Each entry in the listing below should be restated word for word.
::: LISTED RECORDS :::
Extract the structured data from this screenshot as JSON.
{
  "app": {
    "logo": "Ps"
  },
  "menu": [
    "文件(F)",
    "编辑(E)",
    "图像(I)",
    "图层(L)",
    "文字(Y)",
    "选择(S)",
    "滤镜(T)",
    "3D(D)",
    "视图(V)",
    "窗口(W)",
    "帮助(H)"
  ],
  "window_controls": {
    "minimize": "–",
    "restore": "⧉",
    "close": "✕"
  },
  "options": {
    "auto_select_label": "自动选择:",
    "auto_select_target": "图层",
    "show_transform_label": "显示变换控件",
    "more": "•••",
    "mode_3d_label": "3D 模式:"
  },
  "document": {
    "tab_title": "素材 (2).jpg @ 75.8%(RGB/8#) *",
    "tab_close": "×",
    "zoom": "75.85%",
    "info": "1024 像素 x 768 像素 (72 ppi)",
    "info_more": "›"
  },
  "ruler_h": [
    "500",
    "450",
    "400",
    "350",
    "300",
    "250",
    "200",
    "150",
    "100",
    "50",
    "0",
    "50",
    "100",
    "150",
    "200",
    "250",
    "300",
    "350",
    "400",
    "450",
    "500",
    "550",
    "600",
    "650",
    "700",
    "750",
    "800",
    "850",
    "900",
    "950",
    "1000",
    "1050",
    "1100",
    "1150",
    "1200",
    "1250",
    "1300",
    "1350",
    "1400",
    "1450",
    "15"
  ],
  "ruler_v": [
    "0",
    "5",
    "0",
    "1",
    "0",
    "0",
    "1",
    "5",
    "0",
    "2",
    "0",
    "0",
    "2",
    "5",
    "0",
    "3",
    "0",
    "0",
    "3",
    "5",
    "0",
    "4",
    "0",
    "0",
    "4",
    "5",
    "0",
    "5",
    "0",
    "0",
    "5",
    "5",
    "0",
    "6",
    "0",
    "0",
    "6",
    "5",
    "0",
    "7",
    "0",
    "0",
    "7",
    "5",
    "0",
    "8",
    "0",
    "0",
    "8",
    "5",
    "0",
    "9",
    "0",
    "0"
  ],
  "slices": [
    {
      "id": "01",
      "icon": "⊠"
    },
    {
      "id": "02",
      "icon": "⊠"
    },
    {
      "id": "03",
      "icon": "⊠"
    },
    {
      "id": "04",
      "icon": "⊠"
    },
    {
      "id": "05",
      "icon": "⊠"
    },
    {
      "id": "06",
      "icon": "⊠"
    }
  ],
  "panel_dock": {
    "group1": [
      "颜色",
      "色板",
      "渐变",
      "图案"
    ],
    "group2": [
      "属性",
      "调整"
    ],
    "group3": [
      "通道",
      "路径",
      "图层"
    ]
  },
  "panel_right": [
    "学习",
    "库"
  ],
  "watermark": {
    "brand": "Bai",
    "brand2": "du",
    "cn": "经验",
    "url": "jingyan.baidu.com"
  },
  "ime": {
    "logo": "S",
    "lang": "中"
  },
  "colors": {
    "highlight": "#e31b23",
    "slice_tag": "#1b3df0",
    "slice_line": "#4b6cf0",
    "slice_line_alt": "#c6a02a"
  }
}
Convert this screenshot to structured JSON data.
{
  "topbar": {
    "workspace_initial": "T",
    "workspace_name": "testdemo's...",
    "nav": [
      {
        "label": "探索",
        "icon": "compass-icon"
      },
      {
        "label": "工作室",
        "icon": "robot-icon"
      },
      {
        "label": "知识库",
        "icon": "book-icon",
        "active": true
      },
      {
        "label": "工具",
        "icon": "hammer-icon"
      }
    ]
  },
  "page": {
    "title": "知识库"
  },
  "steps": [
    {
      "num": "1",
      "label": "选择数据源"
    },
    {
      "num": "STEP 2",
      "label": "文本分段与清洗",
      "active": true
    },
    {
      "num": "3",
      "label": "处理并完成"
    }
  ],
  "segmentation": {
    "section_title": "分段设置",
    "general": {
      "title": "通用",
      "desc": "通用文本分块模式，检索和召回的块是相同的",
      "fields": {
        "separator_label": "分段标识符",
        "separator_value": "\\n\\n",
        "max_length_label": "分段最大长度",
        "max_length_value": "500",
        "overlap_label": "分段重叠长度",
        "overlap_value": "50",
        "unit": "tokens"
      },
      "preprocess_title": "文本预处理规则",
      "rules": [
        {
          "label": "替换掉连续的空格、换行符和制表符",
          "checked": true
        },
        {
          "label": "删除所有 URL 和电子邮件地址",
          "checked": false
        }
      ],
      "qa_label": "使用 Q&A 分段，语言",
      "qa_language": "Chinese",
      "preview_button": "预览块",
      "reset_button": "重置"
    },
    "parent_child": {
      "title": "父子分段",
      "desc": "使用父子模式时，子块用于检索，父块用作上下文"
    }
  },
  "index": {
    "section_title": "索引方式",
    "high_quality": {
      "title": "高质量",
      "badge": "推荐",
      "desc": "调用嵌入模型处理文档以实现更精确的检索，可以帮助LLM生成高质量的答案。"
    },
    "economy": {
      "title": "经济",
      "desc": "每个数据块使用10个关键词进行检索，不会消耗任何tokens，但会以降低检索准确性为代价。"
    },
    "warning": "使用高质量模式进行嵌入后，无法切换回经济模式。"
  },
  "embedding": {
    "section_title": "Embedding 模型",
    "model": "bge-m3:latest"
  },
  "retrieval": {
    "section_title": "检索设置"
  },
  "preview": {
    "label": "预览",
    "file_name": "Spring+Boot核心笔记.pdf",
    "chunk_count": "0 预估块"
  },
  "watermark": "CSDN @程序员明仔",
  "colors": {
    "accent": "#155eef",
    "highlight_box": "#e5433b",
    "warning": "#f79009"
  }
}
:::
=== ANSWER TO THE TASK ===
Extract the structured data from this screenshot as JSON.
{
  "app": {
    "logo": "Ps"
  },
  "menu": [
    "文件(F)",
    "编辑(E)",
    "图像(I)",
    "图层(L)",
    "文字(Y)",
    "选择(S)",
    "滤镜(T)",
    "3D(D)",
    "视图(V)",
    "窗口(W)",
    "帮助(H)"
  ],
  "window_controls": {
    "minimize": "–",
    "restore": "⧉",
    "close": "✕"
  },
  "options": {
    "auto_select_label": "自动选择:",
    "auto_select_target": "图层",
    "show_transform_label": "显示变换控件",
    "more": "•••",
    "mode_3d_label": "3D 模式:"
  },
  "document": {
    "tab_title": "素材 (2).jpg @ 75.8%(RGB/8#) *",
    "tab_close": "×",
    "zoom": "75.85%",
    "info": "1024 像素 x 768 像素 (72 ppi)",
    "info_more": "›"
  },
  "ruler_h": [
    "500",
    "450",
    "400",
    "350",
    "300",
    "250",
    "200",
    "150",
    "100",
    "50",
    "0",
    "50",
    "100",
    "150",
    "200",
    "250",
    "300",
    "350",
    "400",
    "450",
    "500",
    "550",
    "600",
    "650",
    "700",
    "750",
    "800",
    "850",
    "900",
    "950",
    "1000",
    "1050",
    "1100",
    "1150",
    "1200",
    "1250",
    "1300",
    "1350",
    "1400",
    "1450",
    "15"
  ],
  "ruler_v": [
    "0",
    "5",
    "0",
    "1",
    "0",
    "0",
    "1",
    "5",
    "0",
    "2",
    "0",
    "0",
    "2",
    "5",
    "0",
    "3",
    "0",
    "0",
    "3",
    "5",
    "0",
    "4",
    "0",
    "0",
    "4",
    "5",
    "0",
    "5",
    "0",
    "0",
    "5",
    "5",
    "0",
    "6",
    "0",
    "0",
    "6",
    "5",
    "0",
    "7",
    "0",
    "0",
    "7",
    "5",
    "0",
    "8",
    "0",
    "0",
    "8",
    "5",
    "0",
    "9",
    "0",
    "0"
  ],
  "slices": [
    {
      "id": "01",
      "icon": "⊠"
    },
    {
      "id": "02",
      "icon": "⊠"
    },
    {
      "id": "03",
      "icon": "⊠"
    },
    {
      "id": "04",
      "icon": "⊠"
    },
    {
      "id": "05",
      "icon": "⊠"
    },
    {
      "id": "06",
      "icon": "⊠"
    }
  ],
  "panel_dock": {
    "group1": [
      "颜色",
      "色板",
      "渐变",
      "图案"
    ],
    "group2": [
      "属性",
      "调整"
    ],
    "group3": [
      "通道",
      "路径",
      "图层"
    ]
  },
  "panel_right": [
    "学习",
    "库"
  ],
  "watermark": {
    "brand": "Bai",
    "brand2": "du",
    "cn": "经验",
    "url": "jingyan.baidu.com"
  },
  "ime": {
    "logo": "S",
    "lang": "中"
  },
  "colors": {
    "highlight": "#e31b23",
    "slice_tag": "#1b3df0",
    "slice_line": "#4b6cf0",
    "slice_line_alt": "#c6a02a"
  }
}
Convert this screenshot to structured JSON data.
{
  "topbar": {
    "workspace_initial": "T",
    "workspace_name": "testdemo's...",
    "nav": [
      {
        "label": "探索",
        "icon": "compass-icon"
      },
      {
        "label": "工作室",
        "icon": "robot-icon"
      },
      {
        "label": "知识库",
        "icon": "book-icon",
        "active": true
      },
      {
        "label": "工具",
        "icon": "hammer-icon"
      }
    ]
  },
  "page": {
    "title": "知识库"
  },
  "steps": [
    {
      "num": "1",
      "label": "选择数据源"
    },
    {
      "num": "STEP 2",
      "label": "文本分段与清洗",
      "active": true
    },
    {
      "num": "3",
      "label": "处理并完成"
    }
  ],
  "segmentation": {
    "section_title": "分段设置",
    "general": {
      "title": "通用",
      "desc": "通用文本分块模式，检索和召回的块是相同的",
      "fields": {
        "separator_label": "分段标识符",
        "separator_value": "\\n\\n",
        "max_length_label": "分段最大长度",
        "max_length_value": "500",
        "overlap_label": "分段重叠长度",
        "overlap_value": "50",
        "unit": "tokens"
      },
      "preprocess_title": "文本预处理规则",
      "rules": [
        {
          "label": "替换掉连续的空格、换行符和制表符",
          "checked": true
        },
        {
          "label": "删除所有 URL 和电子邮件地址",
          "checked": false
        }
      ],
      "qa_label": "使用 Q&A 分段，语言",
      "qa_language": "Chinese",
      "preview_button": "预览块",
      "reset_button": "重置"
    },
    "parent_child": {
      "title": "父子分段",
      "desc": "使用父子模式时，子块用于检索，父块用作上下文"
    }
  },
  "index": {
    "section_title": "索引方式",
    "high_quality": {
      "title": "高质量",
      "badge": "推荐",
      "desc": "调用嵌入模型处理文档以实现更精确的检索，可以帮助LLM生成高质量的答案。"
    },
    "economy": {
      "title": "经济",
      "desc": "每个数据块使用10个关键词进行检索，不会消耗任何tokens，但会以降低检索准确性为代价。"
    },
    "warning": "使用高质量模式进行嵌入后，无法切换回经济模式。"
  },
  "embedding": {
    "section_title": "Embedding 模型",
    "model": "bge-m3:latest"
  },
  "retrieval": {
    "section_title": "检索设置"
  },
  "preview": {
    "label": "预览",
    "file_name": "Spring+Boot核心笔记.pdf",
    "chunk_count": "0 预估块"
  },
  "watermark": "CSDN @程序员明仔",
  "colors": {
    "accent": "#155eef",
    "highlight_box": "#e5433b",
    "warning": "#f79009"
  }
}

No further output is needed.